__Written exercise__: In the entries below, count the lines holding "text". Reply with the number only.

[Records from a data source]
-*-

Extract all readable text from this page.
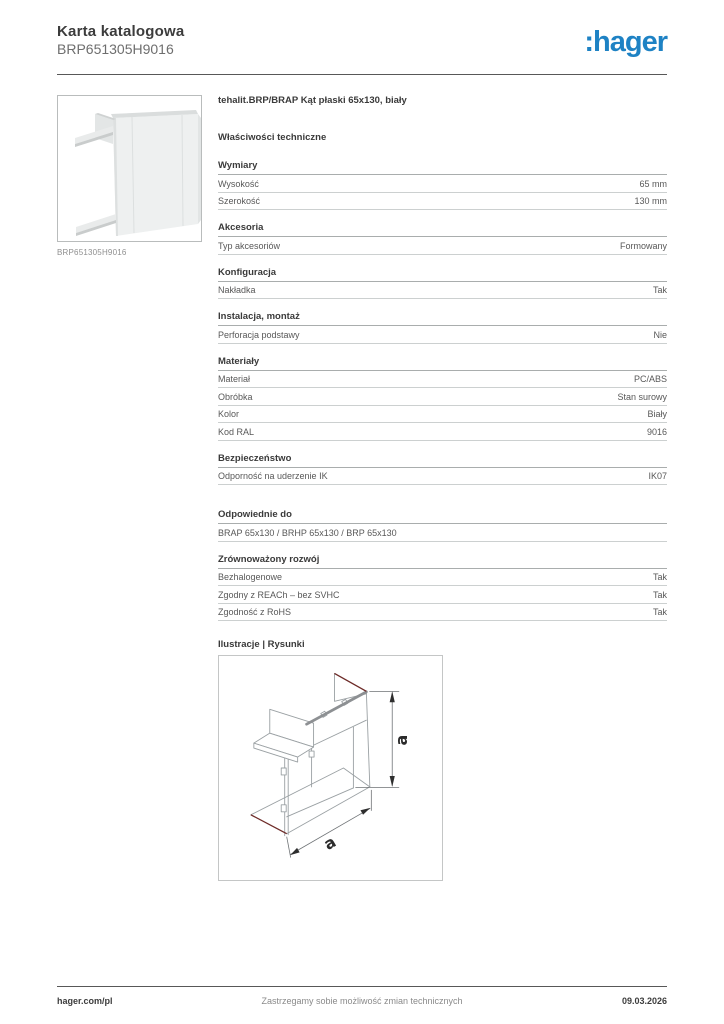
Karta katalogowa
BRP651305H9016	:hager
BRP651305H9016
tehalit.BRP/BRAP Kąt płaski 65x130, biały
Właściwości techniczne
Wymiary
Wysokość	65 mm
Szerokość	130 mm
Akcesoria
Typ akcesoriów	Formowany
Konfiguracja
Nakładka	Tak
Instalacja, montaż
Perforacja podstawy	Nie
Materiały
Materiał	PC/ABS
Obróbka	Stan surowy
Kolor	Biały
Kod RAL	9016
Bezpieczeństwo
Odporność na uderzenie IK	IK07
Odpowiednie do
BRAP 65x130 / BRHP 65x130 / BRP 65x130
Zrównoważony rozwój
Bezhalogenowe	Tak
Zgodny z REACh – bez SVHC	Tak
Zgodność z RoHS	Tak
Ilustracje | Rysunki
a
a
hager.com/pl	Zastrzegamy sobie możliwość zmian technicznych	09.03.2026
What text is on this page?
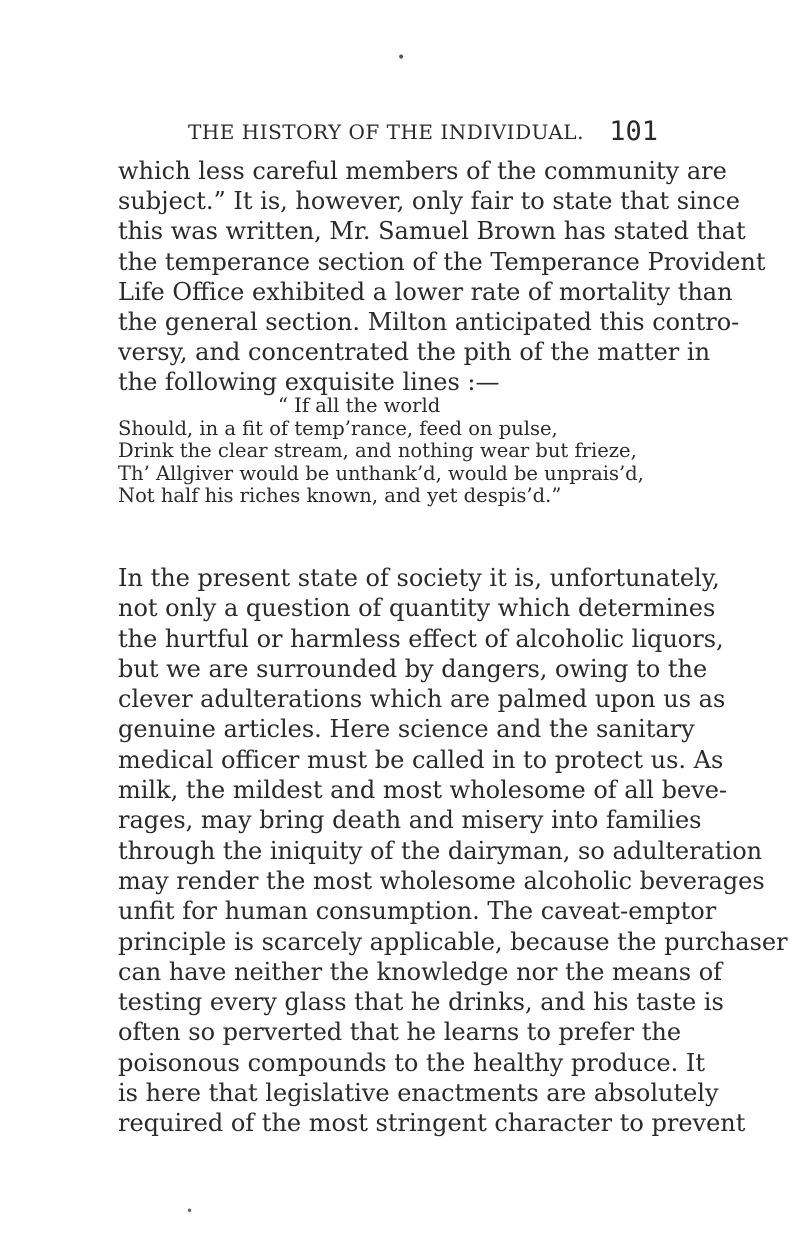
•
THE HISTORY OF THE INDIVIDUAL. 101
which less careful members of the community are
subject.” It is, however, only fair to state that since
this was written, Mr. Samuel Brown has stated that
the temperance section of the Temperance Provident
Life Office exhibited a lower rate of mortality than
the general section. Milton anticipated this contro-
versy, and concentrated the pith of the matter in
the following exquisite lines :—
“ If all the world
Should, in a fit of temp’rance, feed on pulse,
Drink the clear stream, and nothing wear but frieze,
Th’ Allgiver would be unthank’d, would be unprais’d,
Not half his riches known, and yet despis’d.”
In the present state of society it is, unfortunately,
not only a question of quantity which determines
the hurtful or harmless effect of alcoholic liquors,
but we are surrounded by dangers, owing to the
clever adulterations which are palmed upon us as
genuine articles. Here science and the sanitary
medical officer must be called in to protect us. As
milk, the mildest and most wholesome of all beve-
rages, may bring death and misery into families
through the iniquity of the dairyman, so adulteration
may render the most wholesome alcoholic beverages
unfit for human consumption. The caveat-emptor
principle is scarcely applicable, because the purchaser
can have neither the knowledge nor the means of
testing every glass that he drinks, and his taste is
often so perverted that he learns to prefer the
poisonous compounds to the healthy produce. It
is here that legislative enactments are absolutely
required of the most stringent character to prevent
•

-*-

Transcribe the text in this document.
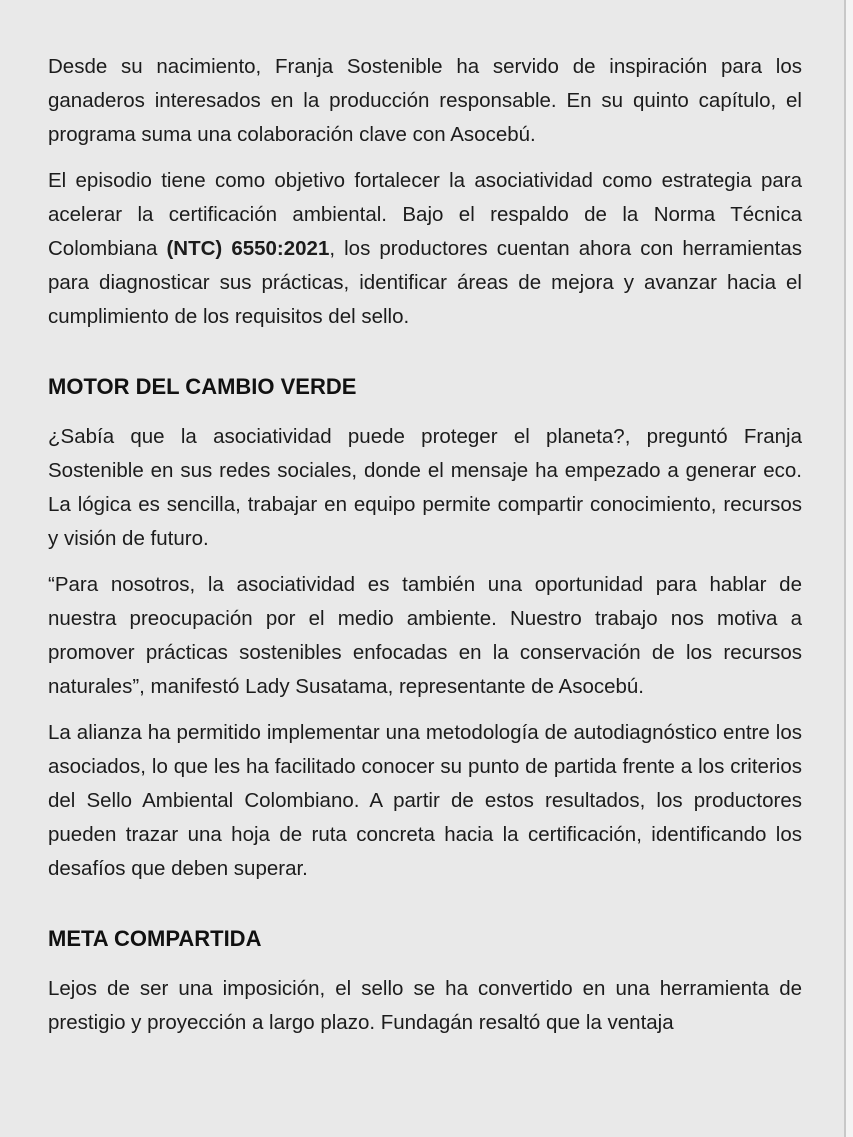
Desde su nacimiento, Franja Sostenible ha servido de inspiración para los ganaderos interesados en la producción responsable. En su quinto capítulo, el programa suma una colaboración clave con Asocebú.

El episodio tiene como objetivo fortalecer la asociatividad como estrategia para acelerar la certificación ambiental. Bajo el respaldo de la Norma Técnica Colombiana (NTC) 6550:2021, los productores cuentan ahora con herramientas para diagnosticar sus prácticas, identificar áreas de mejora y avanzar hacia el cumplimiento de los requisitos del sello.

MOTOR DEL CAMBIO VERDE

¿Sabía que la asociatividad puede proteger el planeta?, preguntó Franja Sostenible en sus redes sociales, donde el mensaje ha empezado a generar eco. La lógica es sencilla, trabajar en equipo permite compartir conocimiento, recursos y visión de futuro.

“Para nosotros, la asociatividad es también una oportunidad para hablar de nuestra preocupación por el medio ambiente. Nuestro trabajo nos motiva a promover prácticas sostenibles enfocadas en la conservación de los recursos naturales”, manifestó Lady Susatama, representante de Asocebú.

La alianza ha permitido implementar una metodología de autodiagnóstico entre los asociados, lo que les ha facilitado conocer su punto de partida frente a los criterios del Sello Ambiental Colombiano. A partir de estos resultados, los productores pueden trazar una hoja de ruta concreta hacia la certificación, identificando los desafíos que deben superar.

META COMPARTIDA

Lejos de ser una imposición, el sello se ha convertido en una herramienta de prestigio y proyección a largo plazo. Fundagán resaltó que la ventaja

-*-

__Finished exercise__: 3